▶ GIVEN TASK
Which lines in the material below contain the word "ANABI"? Copy each of them.

▶ GIVEN RECORDS

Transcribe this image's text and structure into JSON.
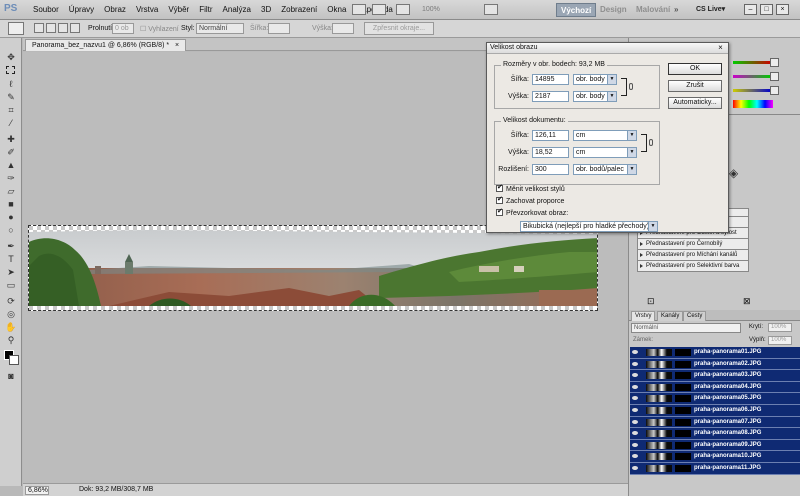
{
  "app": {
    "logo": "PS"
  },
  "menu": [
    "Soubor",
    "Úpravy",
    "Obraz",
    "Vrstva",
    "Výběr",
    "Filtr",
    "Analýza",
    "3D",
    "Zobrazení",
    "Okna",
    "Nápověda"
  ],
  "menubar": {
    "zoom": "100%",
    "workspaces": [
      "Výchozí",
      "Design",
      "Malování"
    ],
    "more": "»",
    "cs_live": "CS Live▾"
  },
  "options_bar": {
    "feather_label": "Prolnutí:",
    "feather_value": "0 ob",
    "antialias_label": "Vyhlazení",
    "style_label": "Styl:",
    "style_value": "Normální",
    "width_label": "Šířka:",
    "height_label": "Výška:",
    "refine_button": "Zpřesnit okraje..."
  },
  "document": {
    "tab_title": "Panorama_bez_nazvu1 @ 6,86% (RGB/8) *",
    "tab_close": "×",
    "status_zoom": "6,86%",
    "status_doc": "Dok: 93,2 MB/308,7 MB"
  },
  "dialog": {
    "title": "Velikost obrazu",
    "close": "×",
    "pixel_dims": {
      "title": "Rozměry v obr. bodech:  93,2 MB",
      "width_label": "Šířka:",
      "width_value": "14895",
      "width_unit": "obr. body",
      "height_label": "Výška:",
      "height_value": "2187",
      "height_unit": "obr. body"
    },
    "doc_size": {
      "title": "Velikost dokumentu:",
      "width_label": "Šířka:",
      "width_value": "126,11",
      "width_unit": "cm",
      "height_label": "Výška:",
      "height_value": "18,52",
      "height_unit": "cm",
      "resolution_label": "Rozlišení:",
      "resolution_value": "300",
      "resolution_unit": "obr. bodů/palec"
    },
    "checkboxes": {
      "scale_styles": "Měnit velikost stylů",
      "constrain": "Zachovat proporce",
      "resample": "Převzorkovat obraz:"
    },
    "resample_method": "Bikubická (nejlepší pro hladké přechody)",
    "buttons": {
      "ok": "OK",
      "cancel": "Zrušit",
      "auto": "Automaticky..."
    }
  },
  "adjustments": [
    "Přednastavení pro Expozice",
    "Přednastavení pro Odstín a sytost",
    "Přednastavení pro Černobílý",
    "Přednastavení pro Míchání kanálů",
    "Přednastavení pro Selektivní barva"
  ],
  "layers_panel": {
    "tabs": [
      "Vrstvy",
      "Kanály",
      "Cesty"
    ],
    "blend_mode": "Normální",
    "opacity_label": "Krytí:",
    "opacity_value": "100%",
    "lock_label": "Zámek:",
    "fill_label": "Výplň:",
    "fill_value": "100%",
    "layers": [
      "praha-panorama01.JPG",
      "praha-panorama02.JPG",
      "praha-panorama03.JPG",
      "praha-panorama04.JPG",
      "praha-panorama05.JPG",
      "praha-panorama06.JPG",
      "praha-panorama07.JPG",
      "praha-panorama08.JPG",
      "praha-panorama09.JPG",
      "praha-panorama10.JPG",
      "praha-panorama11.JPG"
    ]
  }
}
--
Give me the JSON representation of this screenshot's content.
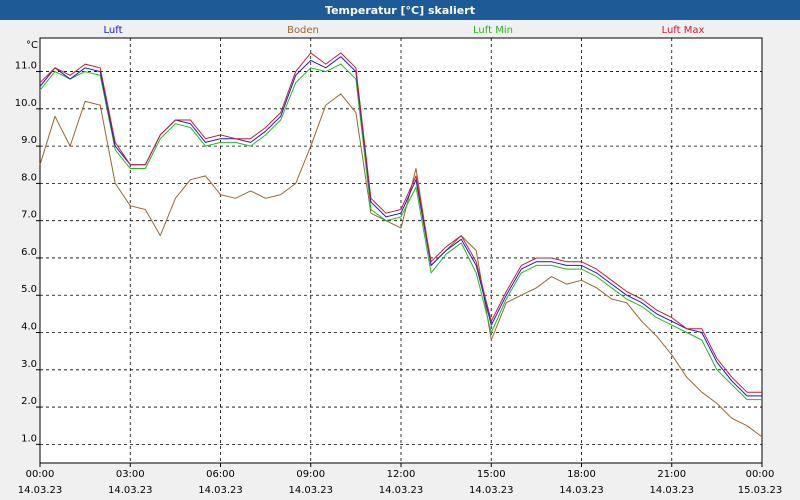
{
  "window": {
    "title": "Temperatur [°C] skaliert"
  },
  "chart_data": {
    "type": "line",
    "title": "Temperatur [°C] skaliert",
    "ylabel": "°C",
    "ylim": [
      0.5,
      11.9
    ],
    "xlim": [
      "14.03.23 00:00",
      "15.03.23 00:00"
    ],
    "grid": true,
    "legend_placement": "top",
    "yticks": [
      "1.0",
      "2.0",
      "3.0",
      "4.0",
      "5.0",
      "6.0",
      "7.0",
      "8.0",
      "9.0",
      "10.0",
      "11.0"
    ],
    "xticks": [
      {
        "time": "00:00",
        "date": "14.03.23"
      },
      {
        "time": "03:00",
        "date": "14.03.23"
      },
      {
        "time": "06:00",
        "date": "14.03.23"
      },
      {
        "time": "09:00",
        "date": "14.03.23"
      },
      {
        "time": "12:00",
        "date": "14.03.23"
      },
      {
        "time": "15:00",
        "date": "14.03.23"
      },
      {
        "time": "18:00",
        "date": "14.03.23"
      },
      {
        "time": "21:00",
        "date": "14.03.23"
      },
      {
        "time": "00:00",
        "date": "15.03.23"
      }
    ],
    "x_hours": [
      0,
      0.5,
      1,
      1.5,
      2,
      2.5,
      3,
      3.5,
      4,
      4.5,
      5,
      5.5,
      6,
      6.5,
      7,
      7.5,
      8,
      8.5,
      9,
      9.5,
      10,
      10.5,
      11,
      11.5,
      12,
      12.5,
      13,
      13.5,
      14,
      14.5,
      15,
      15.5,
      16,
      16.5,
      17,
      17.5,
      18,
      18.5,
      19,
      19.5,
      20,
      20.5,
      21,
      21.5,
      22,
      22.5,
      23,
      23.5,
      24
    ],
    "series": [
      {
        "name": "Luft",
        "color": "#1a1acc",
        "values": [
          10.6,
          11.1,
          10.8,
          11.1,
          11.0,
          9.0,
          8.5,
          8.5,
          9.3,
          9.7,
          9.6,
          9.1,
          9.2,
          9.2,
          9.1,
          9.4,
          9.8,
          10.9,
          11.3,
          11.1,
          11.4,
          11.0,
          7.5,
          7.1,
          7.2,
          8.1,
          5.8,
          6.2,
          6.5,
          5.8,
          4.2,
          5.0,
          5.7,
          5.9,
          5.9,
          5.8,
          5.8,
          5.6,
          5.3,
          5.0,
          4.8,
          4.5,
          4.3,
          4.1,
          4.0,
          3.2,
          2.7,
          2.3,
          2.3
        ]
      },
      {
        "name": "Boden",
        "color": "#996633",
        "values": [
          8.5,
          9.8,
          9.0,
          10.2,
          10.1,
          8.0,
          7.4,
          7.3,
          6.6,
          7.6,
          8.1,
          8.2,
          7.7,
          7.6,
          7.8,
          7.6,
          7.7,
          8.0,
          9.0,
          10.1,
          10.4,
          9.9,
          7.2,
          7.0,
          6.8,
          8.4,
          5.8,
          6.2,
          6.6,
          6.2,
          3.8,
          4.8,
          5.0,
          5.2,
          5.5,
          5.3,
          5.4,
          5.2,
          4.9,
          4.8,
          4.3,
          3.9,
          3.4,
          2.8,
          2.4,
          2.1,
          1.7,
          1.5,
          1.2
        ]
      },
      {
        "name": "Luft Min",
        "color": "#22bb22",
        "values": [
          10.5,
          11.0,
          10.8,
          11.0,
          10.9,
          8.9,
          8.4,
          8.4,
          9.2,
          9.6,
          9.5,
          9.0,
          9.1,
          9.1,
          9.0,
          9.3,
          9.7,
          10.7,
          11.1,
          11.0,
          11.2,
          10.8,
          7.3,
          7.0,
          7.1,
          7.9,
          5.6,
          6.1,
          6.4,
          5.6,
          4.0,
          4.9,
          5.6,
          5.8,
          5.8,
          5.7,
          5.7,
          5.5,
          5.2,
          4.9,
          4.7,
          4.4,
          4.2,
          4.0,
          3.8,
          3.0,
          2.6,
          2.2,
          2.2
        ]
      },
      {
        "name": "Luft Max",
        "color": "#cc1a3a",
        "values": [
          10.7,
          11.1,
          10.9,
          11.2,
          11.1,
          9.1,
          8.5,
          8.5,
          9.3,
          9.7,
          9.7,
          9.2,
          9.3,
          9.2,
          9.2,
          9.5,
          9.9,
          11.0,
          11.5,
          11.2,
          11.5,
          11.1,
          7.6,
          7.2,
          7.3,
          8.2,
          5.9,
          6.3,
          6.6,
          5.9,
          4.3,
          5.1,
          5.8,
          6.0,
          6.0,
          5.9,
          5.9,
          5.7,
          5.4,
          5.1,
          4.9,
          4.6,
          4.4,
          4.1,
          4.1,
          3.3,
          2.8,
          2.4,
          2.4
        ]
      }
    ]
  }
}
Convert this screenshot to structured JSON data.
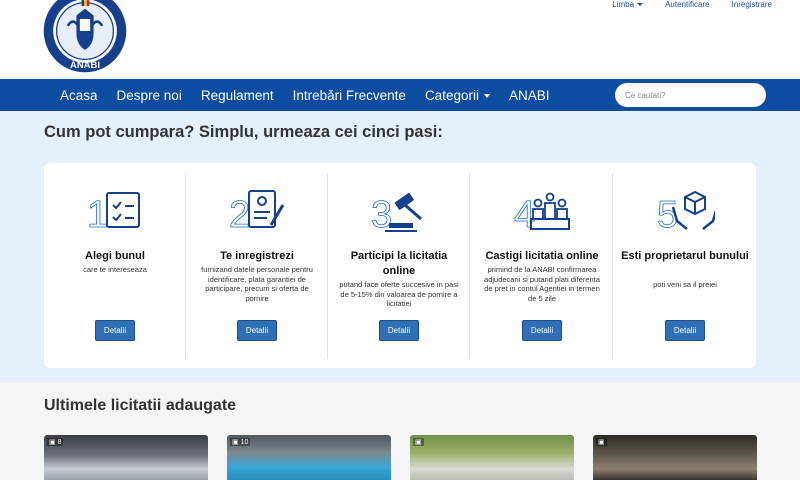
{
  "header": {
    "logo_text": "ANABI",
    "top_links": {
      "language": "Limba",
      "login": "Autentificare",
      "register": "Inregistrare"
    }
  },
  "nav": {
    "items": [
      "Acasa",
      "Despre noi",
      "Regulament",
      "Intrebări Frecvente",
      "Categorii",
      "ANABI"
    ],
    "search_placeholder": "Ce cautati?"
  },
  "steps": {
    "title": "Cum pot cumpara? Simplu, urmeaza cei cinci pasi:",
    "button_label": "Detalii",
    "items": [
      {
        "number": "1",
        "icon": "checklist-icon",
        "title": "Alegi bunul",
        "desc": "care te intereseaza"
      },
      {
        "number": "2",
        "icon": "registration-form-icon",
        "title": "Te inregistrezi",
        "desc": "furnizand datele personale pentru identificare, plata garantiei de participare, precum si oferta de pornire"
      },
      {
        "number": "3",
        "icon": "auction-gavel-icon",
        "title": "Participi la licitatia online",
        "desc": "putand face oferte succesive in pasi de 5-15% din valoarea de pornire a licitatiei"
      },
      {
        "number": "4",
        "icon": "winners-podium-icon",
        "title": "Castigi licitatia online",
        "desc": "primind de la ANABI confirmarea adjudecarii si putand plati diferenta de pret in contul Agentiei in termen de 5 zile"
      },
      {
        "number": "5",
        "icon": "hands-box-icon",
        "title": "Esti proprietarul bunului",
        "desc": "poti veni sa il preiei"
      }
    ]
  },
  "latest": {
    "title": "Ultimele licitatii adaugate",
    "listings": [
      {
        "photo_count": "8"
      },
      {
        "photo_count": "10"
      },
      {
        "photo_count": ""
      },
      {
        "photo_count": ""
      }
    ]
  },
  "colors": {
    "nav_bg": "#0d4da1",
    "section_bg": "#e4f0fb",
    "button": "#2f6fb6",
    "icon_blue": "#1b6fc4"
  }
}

▶ ANSWER FOR THIS EXERCISE
    "logo_text": "ANABI",
      "ANABI"
        "desc": "primind de la ANABI confirmarea adjudecarii si putand plati diferenta de pret in contul Agentiei in termen de 5 zile"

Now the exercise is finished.